*Provided records:*
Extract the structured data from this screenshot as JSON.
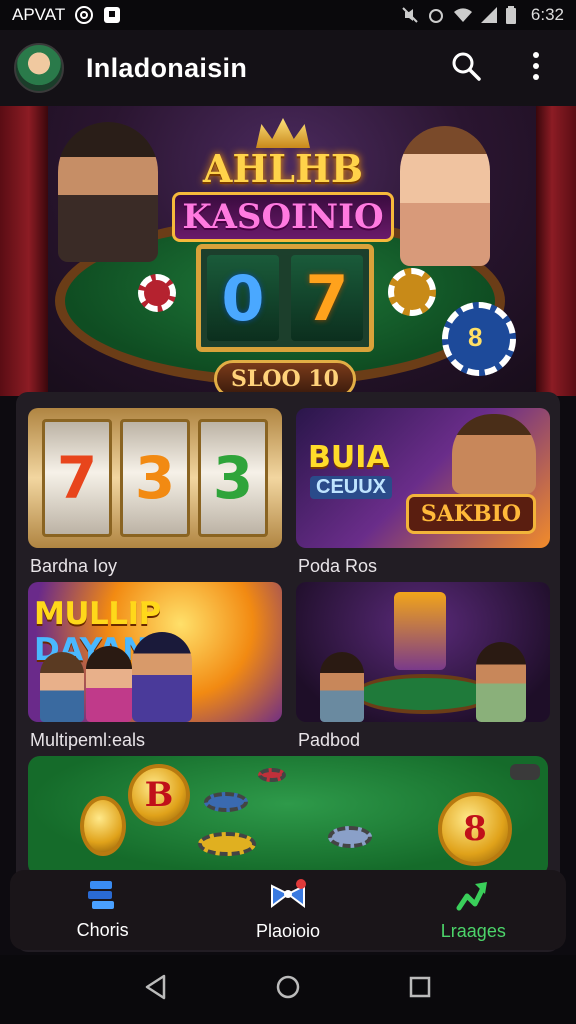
{
  "status_bar": {
    "carrier": "APVAT",
    "time": "6:32",
    "icons": [
      "at-icon",
      "notification-box-icon",
      "mute-icon",
      "alarm-icon",
      "wifi-icon",
      "signal-icon",
      "battery-icon"
    ]
  },
  "app_bar": {
    "title": "Inladonaisin",
    "icons": [
      "avatar",
      "search-icon",
      "more-vert-icon"
    ]
  },
  "hero": {
    "logo_top": "AHLHB",
    "logo_bottom": "KASOINIO",
    "reel_digits": [
      "0",
      "7"
    ],
    "badge": "SLOO 10",
    "chip_label": "8"
  },
  "games": [
    {
      "label": "Bardna Ioy",
      "reels": [
        "7",
        "3",
        "3"
      ]
    },
    {
      "label": "Poda Ros",
      "title1": "BUIA",
      "title2": "CEUUX",
      "badge": "SAKBIO"
    },
    {
      "label": "Multipeml:eals",
      "title_a": "MULLIP",
      "title_b": "DAYAN"
    },
    {
      "label": "Padbod"
    }
  ],
  "banner": {
    "coin_left": "B",
    "coin_right": "8"
  },
  "bottom_nav": [
    {
      "label": "Choris",
      "icon": "stack-icon",
      "active": false
    },
    {
      "label": "Plaoioio",
      "icon": "bowtie-icon",
      "active": false
    },
    {
      "label": "Lraages",
      "icon": "share-arrow-icon",
      "active": true
    }
  ],
  "colors": {
    "accent_active": "#4cd46a",
    "app_bar_bg": "#141116",
    "card_bg": "#221d24"
  }
}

*What is being asked:* Copy out the whole listing exactly, and don't carry over any pictures.

*Output below:*
Extract the structured data from this screenshot as JSON.
{
  "status_bar": {
    "carrier": "APVAT",
    "time": "6:32",
    "icons": [
      "at-icon",
      "notification-box-icon",
      "mute-icon",
      "alarm-icon",
      "wifi-icon",
      "signal-icon",
      "battery-icon"
    ]
  },
  "app_bar": {
    "title": "Inladonaisin",
    "icons": [
      "avatar",
      "search-icon",
      "more-vert-icon"
    ]
  },
  "hero": {
    "logo_top": "AHLHB",
    "logo_bottom": "KASOINIO",
    "reel_digits": [
      "0",
      "7"
    ],
    "badge": "SLOO 10",
    "chip_label": "8"
  },
  "games": [
    {
      "label": "Bardna Ioy",
      "reels": [
        "7",
        "3",
        "3"
      ]
    },
    {
      "label": "Poda Ros",
      "title1": "BUIA",
      "title2": "CEUUX",
      "badge": "SAKBIO"
    },
    {
      "label": "Multipeml:eals",
      "title_a": "MULLIP",
      "title_b": "DAYAN"
    },
    {
      "label": "Padbod"
    }
  ],
  "banner": {
    "coin_left": "B",
    "coin_right": "8"
  },
  "bottom_nav": [
    {
      "label": "Choris",
      "icon": "stack-icon",
      "active": false
    },
    {
      "label": "Plaoioio",
      "icon": "bowtie-icon",
      "active": false
    },
    {
      "label": "Lraages",
      "icon": "share-arrow-icon",
      "active": true
    }
  ],
  "colors": {
    "accent_active": "#4cd46a",
    "app_bar_bg": "#141116",
    "card_bg": "#221d24"
  }
}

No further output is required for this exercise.